## Requirements
Take the listing and print it in full, exactly as given.

## Data supplied
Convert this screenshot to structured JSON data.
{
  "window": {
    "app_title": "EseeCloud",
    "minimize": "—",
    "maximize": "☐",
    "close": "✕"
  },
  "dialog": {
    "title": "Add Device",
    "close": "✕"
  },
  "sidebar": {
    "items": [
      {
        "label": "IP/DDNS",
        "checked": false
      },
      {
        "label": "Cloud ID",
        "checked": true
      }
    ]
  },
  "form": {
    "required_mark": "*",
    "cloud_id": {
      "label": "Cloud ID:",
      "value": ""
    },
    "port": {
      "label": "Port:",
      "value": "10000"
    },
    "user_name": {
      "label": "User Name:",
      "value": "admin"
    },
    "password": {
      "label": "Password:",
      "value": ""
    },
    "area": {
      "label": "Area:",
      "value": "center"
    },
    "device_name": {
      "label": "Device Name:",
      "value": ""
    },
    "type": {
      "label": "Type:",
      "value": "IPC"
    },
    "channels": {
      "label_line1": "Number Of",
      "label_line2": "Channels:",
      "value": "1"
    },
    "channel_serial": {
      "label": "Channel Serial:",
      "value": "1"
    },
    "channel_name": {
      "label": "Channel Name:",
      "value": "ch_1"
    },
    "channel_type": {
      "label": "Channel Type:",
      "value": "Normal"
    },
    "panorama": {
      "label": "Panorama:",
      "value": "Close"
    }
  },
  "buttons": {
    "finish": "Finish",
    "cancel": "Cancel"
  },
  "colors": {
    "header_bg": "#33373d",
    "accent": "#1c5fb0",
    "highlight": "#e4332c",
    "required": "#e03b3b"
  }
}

## Output for this task
Convert this screenshot to structured JSON data.
{
  "window": {
    "app_title": "EseeCloud",
    "minimize": "—",
    "maximize": "☐",
    "close": "✕"
  },
  "dialog": {
    "title": "Add Device",
    "close": "✕"
  },
  "sidebar": {
    "items": [
      {
        "label": "IP/DDNS",
        "checked": false
      },
      {
        "label": "Cloud ID",
        "checked": true
      }
    ]
  },
  "form": {
    "required_mark": "*",
    "cloud_id": {
      "label": "Cloud ID:",
      "value": ""
    },
    "port": {
      "label": "Port:",
      "value": "10000"
    },
    "user_name": {
      "label": "User Name:",
      "value": "admin"
    },
    "password": {
      "label": "Password:",
      "value": ""
    },
    "area": {
      "label": "Area:",
      "value": "center"
    },
    "device_name": {
      "label": "Device Name:",
      "value": ""
    },
    "type": {
      "label": "Type:",
      "value": "IPC"
    },
    "channels": {
      "label_line1": "Number Of",
      "label_line2": "Channels:",
      "value": "1"
    },
    "channel_serial": {
      "label": "Channel Serial:",
      "value": "1"
    },
    "channel_name": {
      "label": "Channel Name:",
      "value": "ch_1"
    },
    "channel_type": {
      "label": "Channel Type:",
      "value": "Normal"
    },
    "panorama": {
      "label": "Panorama:",
      "value": "Close"
    }
  },
  "buttons": {
    "finish": "Finish",
    "cancel": "Cancel"
  },
  "colors": {
    "header_bg": "#33373d",
    "accent": "#1c5fb0",
    "highlight": "#e4332c",
    "required": "#e03b3b"
  }
}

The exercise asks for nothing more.